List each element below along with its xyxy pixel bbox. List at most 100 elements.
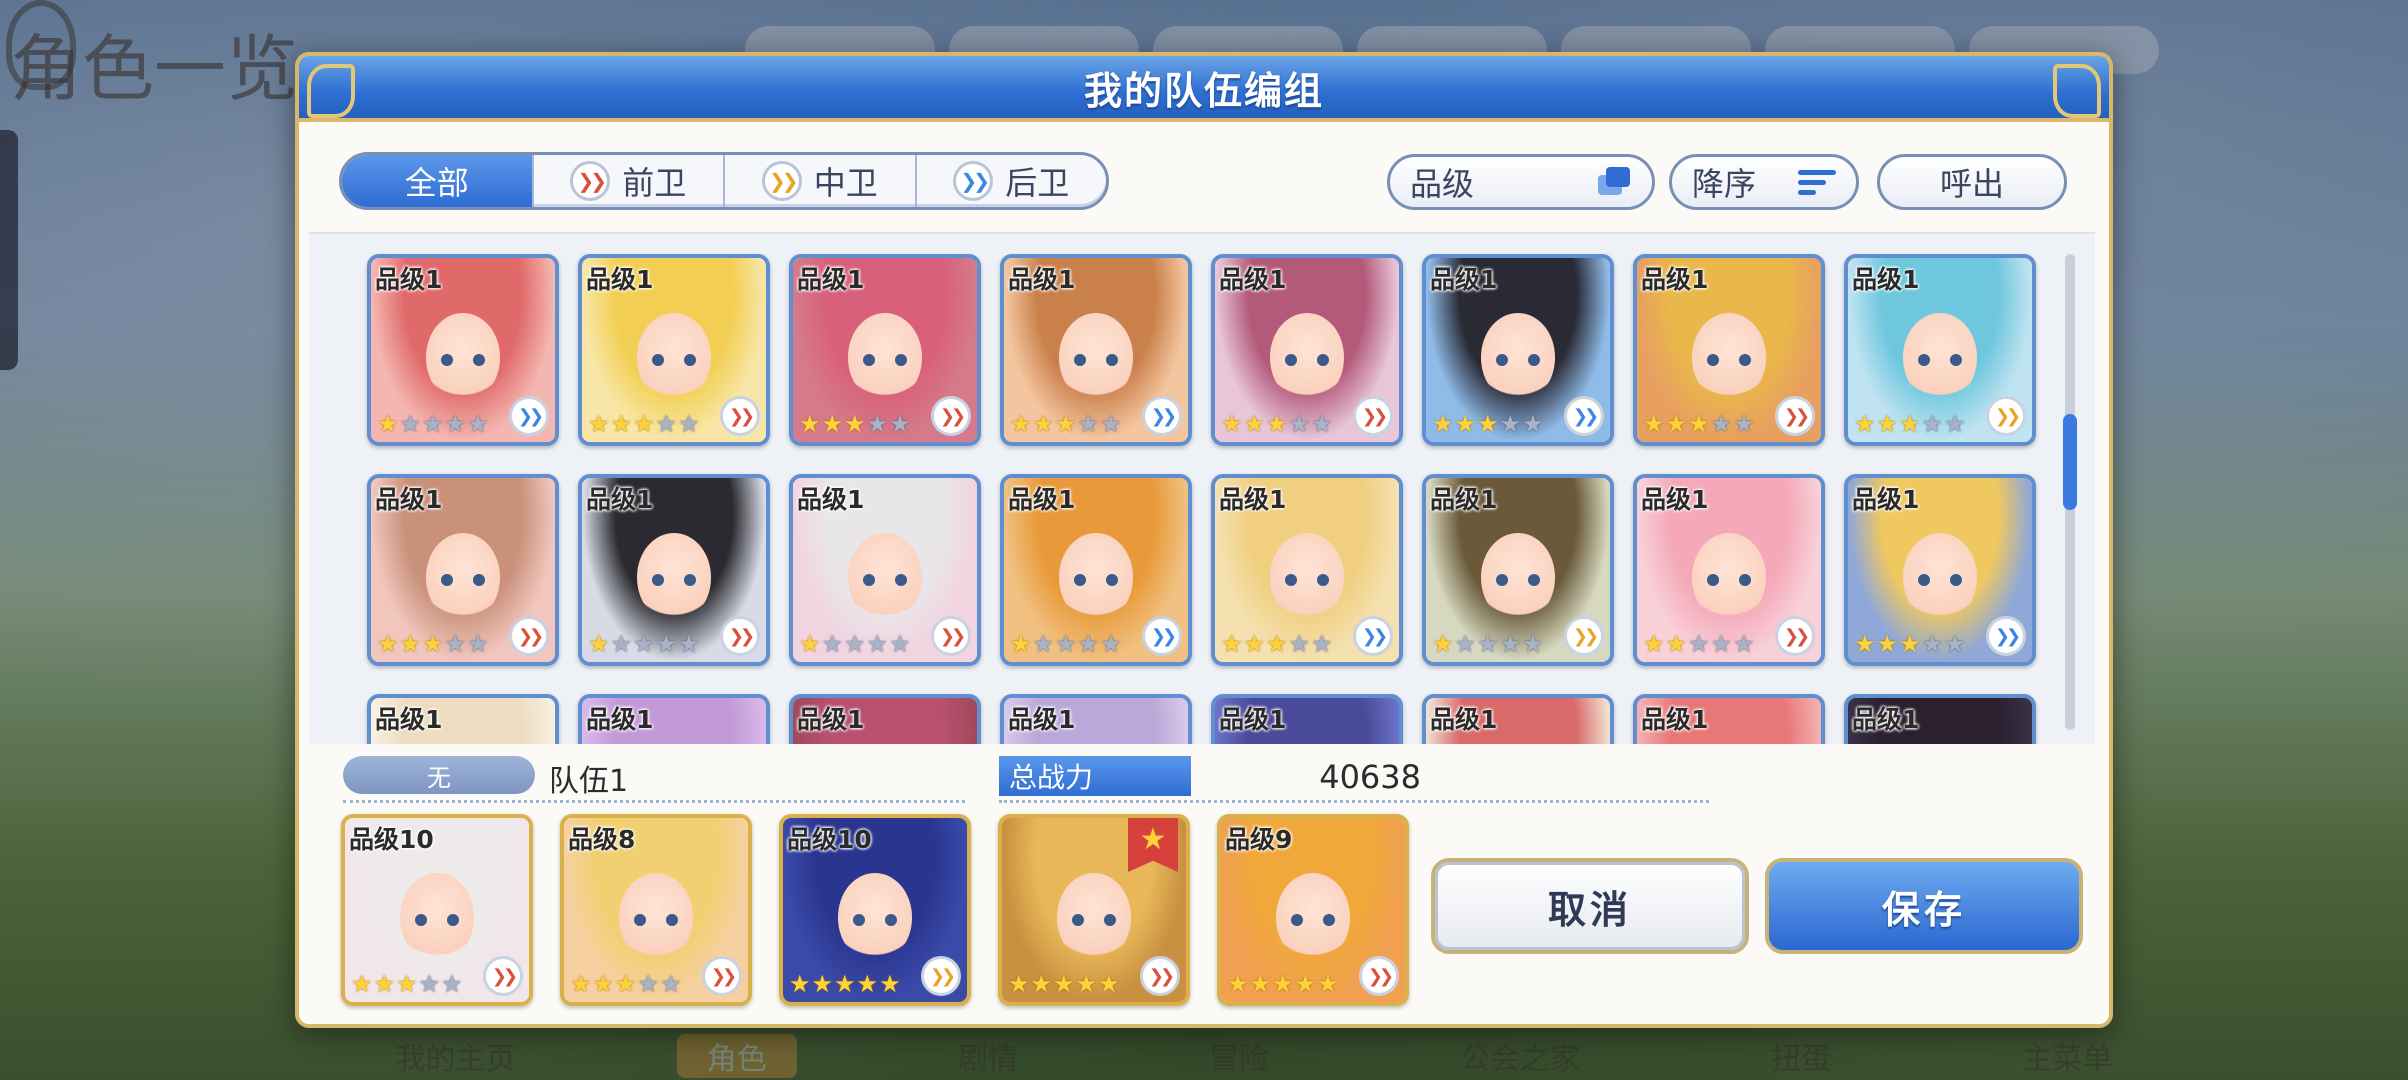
portrait-eyes <box>862 573 908 586</box>
tab-all[interactable]: 全部 <box>342 155 534 207</box>
character-card[interactable]: ★★★★★❯❯品级1 <box>1000 254 1192 446</box>
portrait-eyes <box>651 353 697 366</box>
grade-label: 品级8 <box>568 825 636 854</box>
grade-label: 品级1 <box>1641 265 1709 294</box>
star-icon: ★ <box>889 630 911 658</box>
portrait-eyes <box>633 913 679 926</box>
star-icon: ★ <box>1499 410 1522 438</box>
grade-label: 品级1 <box>1219 485 1287 514</box>
character-card[interactable]: ★★★★★❯❯品级1 <box>789 694 981 744</box>
character-card[interactable]: ★★★★★❯❯品级1 <box>578 254 770 446</box>
star-icon: ★ <box>1710 630 1733 658</box>
front-role-icon: ❯❯ <box>931 616 971 656</box>
star-icon: ★ <box>1477 630 1499 658</box>
star-icon: ★ <box>418 970 441 998</box>
cancel-button[interactable]: 取消 <box>1431 858 1749 954</box>
back-role-icon: ❯❯ <box>1353 616 1393 656</box>
portrait-eyes <box>440 353 486 366</box>
star-icon: ★ <box>1010 630 1032 658</box>
grade-label: 品级1 <box>586 485 654 514</box>
back-role-icon: ❯❯ <box>1142 396 1182 436</box>
star-icon: ★ <box>678 410 700 438</box>
portrait-eyes <box>1284 573 1330 586</box>
star-icon: ★ <box>1921 630 1944 658</box>
star-icon: ★ <box>1643 630 1665 658</box>
grade-label: 品级1 <box>1430 705 1498 734</box>
grade-filter-button[interactable]: 品级 <box>1387 154 1655 210</box>
character-card[interactable]: ★★★★★❯❯品级1 <box>1422 254 1614 446</box>
tab-front[interactable]: ❯❯ 前卫 <box>534 155 725 207</box>
character-card[interactable]: ★★★★★❯❯品级1 <box>578 474 770 666</box>
portrait-eyes <box>1071 913 1117 926</box>
character-card[interactable]: ★★★★★❯❯品级1 <box>789 254 981 446</box>
tab-back[interactable]: ❯❯ 后卫 <box>917 155 1107 207</box>
sort-order-button[interactable]: 降序 <box>1669 154 1859 210</box>
front-role-icon: ❯❯ <box>702 956 742 996</box>
tab-label: 后卫 <box>1005 164 1070 202</box>
character-card[interactable]: ★★★★★❯❯品级1 <box>1844 474 2036 666</box>
character-card[interactable]: ★★★★★❯❯品级1 <box>367 474 559 666</box>
star-icon: ★ <box>1077 630 1100 658</box>
save-button[interactable]: 保存 <box>1765 858 2083 954</box>
call-button-label: 呼出 <box>1939 165 2004 203</box>
grade-label: 品级1 <box>1430 485 1498 514</box>
star-icon: ★ <box>889 410 911 438</box>
team-member-slot[interactable]: 品级10 ★ ★ ★ ★ ★ ❯❯ <box>341 814 533 1006</box>
star-icon: ★ <box>1665 630 1688 658</box>
team-member-slot[interactable]: 品级10 ★ ★ ★ ★ ★ ❯❯ <box>779 814 971 1006</box>
character-card[interactable]: ★★★★★❯❯品级1 <box>789 474 981 666</box>
grade-label: 品级1 <box>1641 485 1709 514</box>
star-icon: ★ <box>799 630 821 658</box>
character-card[interactable]: ★★★★★❯❯品级1 <box>1633 254 1825 446</box>
star-rating: ★ ★ ★ ★ ★ <box>588 632 700 656</box>
layers-icon <box>1598 167 1632 197</box>
team-name-pill[interactable]: 无 <box>343 756 535 794</box>
team-member-slot[interactable]: 品级9 ★ ★ ★ ★ ★ ❯❯ <box>1217 814 1409 1006</box>
tab-label: 中卫 <box>813 164 878 202</box>
tab-mid[interactable]: ❯❯ 中卫 <box>725 155 917 207</box>
star-icon: ★ <box>588 410 610 438</box>
mid-role-icon: ❯❯ <box>1564 616 1604 656</box>
roster-scrollbar[interactable] <box>2063 254 2077 730</box>
star-icon: ★ <box>1454 630 1477 658</box>
front-role-icon: ❯❯ <box>931 396 971 436</box>
character-card[interactable]: ★★★★★❯❯品级1 <box>1633 694 1825 744</box>
star-icon: ★ <box>422 630 444 658</box>
team-member-slot[interactable]: 品级8 ★ ★ ★ ★ ★ ❯❯ <box>560 814 752 1006</box>
grade-label: 品级1 <box>797 485 865 514</box>
grade-label: 品级1 <box>586 265 654 294</box>
character-card[interactable]: ★★★★★❯❯品级1 <box>1422 694 1614 744</box>
character-card[interactable]: ★★★★★❯❯品级1 <box>1844 254 2036 446</box>
character-card[interactable]: ★★★★★❯❯品级1 <box>367 694 559 744</box>
star-icon: ★ <box>396 970 418 998</box>
back-role-icon: ❯❯ <box>1142 616 1182 656</box>
character-card[interactable]: ★★★★★❯❯品级1 <box>1422 474 1614 666</box>
team-member-slot[interactable]: ★ ★ ★ ★ ★ ★ ❯❯ <box>998 814 1190 1006</box>
portrait-eyes <box>1917 353 1963 366</box>
character-card[interactable]: ★★★★★❯❯品级1 <box>1211 254 1403 446</box>
portrait-eyes <box>1495 353 1541 366</box>
grade-label: 品级1 <box>1430 265 1498 294</box>
grade-label: 品级1 <box>1008 705 1076 734</box>
character-card[interactable]: ★★★★★❯❯品级1 <box>1000 694 1192 744</box>
grade-filter-label: 品级 <box>1410 165 1475 203</box>
team-edit-dialog: 我的队伍编组 全部 ❯❯ 前卫 ❯❯ 中卫 ❯❯ 后卫 品级 降序 呼出 ★ ★ ★ ★ ★ ❯❯ 品级… <box>295 52 2113 1028</box>
star-icon: ★ <box>856 970 879 998</box>
character-card[interactable]: ★★★★★❯❯品级1 <box>367 254 559 446</box>
star-icon: ★ <box>1921 410 1944 438</box>
roster-scroll-thumb[interactable] <box>2063 414 2077 510</box>
character-card[interactable]: ★★★★★ ❯❯ 品级1 <box>1211 474 1403 666</box>
star-rating: ★ ★ ★ ★ ★ <box>1854 632 1966 656</box>
character-card[interactable]: ★★★★★❯❯品级1 <box>1844 694 2036 744</box>
star-icon: ★ <box>1688 630 1710 658</box>
character-card[interactable]: ★★★★★❯❯品级1 <box>1000 474 1192 666</box>
character-card[interactable]: ★★★★★❯❯品级1 <box>1633 474 1825 666</box>
star-rating: ★ ★ ★ ★ ★ <box>1221 632 1333 656</box>
call-button[interactable]: 呼出 <box>1877 154 2067 210</box>
dialog-title: 我的队伍编组 <box>1083 68 1324 113</box>
star-icon: ★ <box>1899 630 1921 658</box>
character-card[interactable]: ★★★★★❯❯品级1 <box>578 694 770 744</box>
star-icon: ★ <box>1499 630 1522 658</box>
star-rating: ★ ★ ★ ★ ★ <box>789 972 901 996</box>
character-card[interactable]: ★★★★★❯❯品级1 <box>1211 694 1403 744</box>
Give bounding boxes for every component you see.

------------

§ **Instruction**: Print these records again line for line, leaving out the pictures.

§ **Completed task**:
List each element below along with its xyxy pixel bbox. List at most 100 elements.
portrait-eyes <box>862 573 908 586</box>
tab-all[interactable]: 全部 <box>342 155 534 207</box>
character-card[interactable]: ★★★★★❯❯品级1 <box>1000 254 1192 446</box>
portrait-eyes <box>651 353 697 366</box>
grade-label: 品级8 <box>568 825 636 854</box>
grade-label: 品级1 <box>1641 265 1709 294</box>
star-icon: ★ <box>889 630 911 658</box>
portrait-eyes <box>633 913 679 926</box>
star-icon: ★ <box>1499 410 1522 438</box>
grade-label: 品级1 <box>1219 485 1287 514</box>
character-card[interactable]: ★★★★★❯❯品级1 <box>789 694 981 744</box>
character-card[interactable]: ★★★★★❯❯品级1 <box>578 254 770 446</box>
star-icon: ★ <box>1710 630 1733 658</box>
front-role-icon: ❯❯ <box>931 616 971 656</box>
star-icon: ★ <box>1477 630 1499 658</box>
star-icon: ★ <box>418 970 441 998</box>
cancel-button[interactable]: 取消 <box>1431 858 1749 954</box>
back-role-icon: ❯❯ <box>1353 616 1393 656</box>
portrait-eyes <box>440 353 486 366</box>
star-icon: ★ <box>1010 630 1032 658</box>
grade-label: 品级1 <box>586 485 654 514</box>
back-role-icon: ❯❯ <box>1142 396 1182 436</box>
star-icon: ★ <box>678 410 700 438</box>
portrait-eyes <box>1284 573 1330 586</box>
star-icon: ★ <box>1921 630 1944 658</box>
star-icon: ★ <box>1643 630 1665 658</box>
grade-label: 品级1 <box>1430 705 1498 734</box>
grade-filter-button[interactable]: 品级 <box>1387 154 1655 210</box>
character-card[interactable]: ★★★★★❯❯品级1 <box>1422 254 1614 446</box>
tab-front[interactable]: ❯❯ 前卫 <box>534 155 725 207</box>
character-card[interactable]: ★★★★★❯❯品级1 <box>578 474 770 666</box>
portrait-eyes <box>1071 913 1117 926</box>
character-card[interactable]: ★★★★★❯❯品级1 <box>789 254 981 446</box>
tab-back[interactable]: ❯❯ 后卫 <box>917 155 1107 207</box>
sort-order-button[interactable]: 降序 <box>1669 154 1859 210</box>
front-role-icon: ❯❯ <box>702 956 742 996</box>
tab-label: 后卫 <box>1005 164 1070 202</box>
character-card[interactable]: ★★★★★❯❯品级1 <box>1844 474 2036 666</box>
character-card[interactable]: ★★★★★❯❯品级1 <box>367 474 559 666</box>
star-icon: ★ <box>1077 630 1100 658</box>
save-button[interactable]: 保存 <box>1765 858 2083 954</box>
call-button-label: 呼出 <box>1939 165 2004 203</box>
grade-label: 品级1 <box>1430 485 1498 514</box>
star-icon: ★ <box>889 410 911 438</box>
team-member-slot[interactable]: 品级10 ★ ★ ★ ★ ★ ❯❯ <box>341 814 533 1006</box>
star-icon: ★ <box>1665 630 1688 658</box>
team-member-slot[interactable]: 品级10 ★ ★ ★ ★ ★ ❯❯ <box>779 814 971 1006</box>
character-card[interactable]: ★★★★★❯❯品级1 <box>789 474 981 666</box>
grade-label: 品级1 <box>1641 485 1709 514</box>
star-icon: ★ <box>799 630 821 658</box>
character-card[interactable]: ★★★★★❯❯品级1 <box>1633 254 1825 446</box>
star-rating: ★ ★ ★ ★ ★ <box>588 632 700 656</box>
layers-icon <box>1598 167 1632 197</box>
team-name-pill[interactable]: 无 <box>343 756 535 794</box>
team-member-slot[interactable]: 品级9 ★ ★ ★ ★ ★ ❯❯ <box>1217 814 1409 1006</box>
tab-label: 中卫 <box>813 164 878 202</box>
tab-mid[interactable]: ❯❯ 中卫 <box>725 155 917 207</box>
star-icon: ★ <box>588 410 610 438</box>
mid-role-icon: ❯❯ <box>1564 616 1604 656</box>
roster-scrollbar[interactable] <box>2063 254 2077 730</box>
star-icon: ★ <box>1454 630 1477 658</box>
front-role-icon: ❯❯ <box>931 396 971 436</box>
character-card[interactable]: ★★★★★❯❯品级1 <box>1633 694 1825 744</box>
star-icon: ★ <box>422 630 444 658</box>
team-member-slot[interactable]: 品级8 ★ ★ ★ ★ ★ ❯❯ <box>560 814 752 1006</box>
grade-label: 品级1 <box>797 485 865 514</box>
grade-label: 品级1 <box>586 265 654 294</box>
character-card[interactable]: ★★★★★❯❯品级1 <box>1422 694 1614 744</box>
character-card[interactable]: ★★★★★❯❯品级1 <box>1844 254 2036 446</box>
character-card[interactable]: ★★★★★❯❯品级1 <box>367 694 559 744</box>
star-icon: ★ <box>396 970 418 998</box>
back-role-icon: ❯❯ <box>1142 616 1182 656</box>
character-card[interactable]: ★★★★★❯❯品级1 <box>1422 474 1614 666</box>
team-member-slot[interactable]: ★ ★ ★ ★ ★ ★ ❯❯ <box>998 814 1190 1006</box>
portrait-eyes <box>1917 353 1963 366</box>
character-card[interactable]: ★★★★★❯❯品级1 <box>1211 254 1403 446</box>
portrait-eyes <box>1495 353 1541 366</box>
grade-label: 品级1 <box>1430 265 1498 294</box>
grade-label: 品级1 <box>1008 705 1076 734</box>
character-card[interactable]: ★★★★★❯❯品级1 <box>1000 694 1192 744</box>
grade-filter-label: 品级 <box>1410 165 1475 203</box>
team-edit-dialog: 我的队伍编组 全部 ❯❯ 前卫 ❯❯ 中卫 ❯❯ 后卫 品级 降序 呼出 ★ ★ ★ ★ ★ ❯❯ 品级… <box>295 52 2113 1028</box>
star-icon: ★ <box>856 970 879 998</box>
character-card[interactable]: ★★★★★❯❯品级1 <box>367 254 559 446</box>
star-icon: ★ <box>1921 410 1944 438</box>
roster-scroll-thumb[interactable] <box>2063 414 2077 510</box>
character-card[interactable]: ★★★★★ ❯❯ 品级1 <box>1211 474 1403 666</box>
star-rating: ★ ★ ★ ★ ★ <box>1854 632 1966 656</box>
character-card[interactable]: ★★★★★❯❯品级1 <box>1844 694 2036 744</box>
star-icon: ★ <box>1688 630 1710 658</box>
character-card[interactable]: ★★★★★❯❯品级1 <box>1000 474 1192 666</box>
character-card[interactable]: ★★★★★❯❯品级1 <box>1633 474 1825 666</box>
star-rating: ★ ★ ★ ★ ★ <box>1221 632 1333 656</box>
call-button[interactable]: 呼出 <box>1877 154 2067 210</box>
dialog-title: 我的队伍编组 <box>1083 68 1324 113</box>
star-icon: ★ <box>1899 630 1921 658</box>
character-card[interactable]: ★★★★★❯❯品级1 <box>578 694 770 744</box>
star-icon: ★ <box>1499 630 1522 658</box>
star-rating: ★ ★ ★ ★ ★ <box>789 972 901 996</box>
character-card[interactable]: ★★★★★❯❯品级1 <box>1211 694 1403 744</box>
Give bounding boxes for every component you see.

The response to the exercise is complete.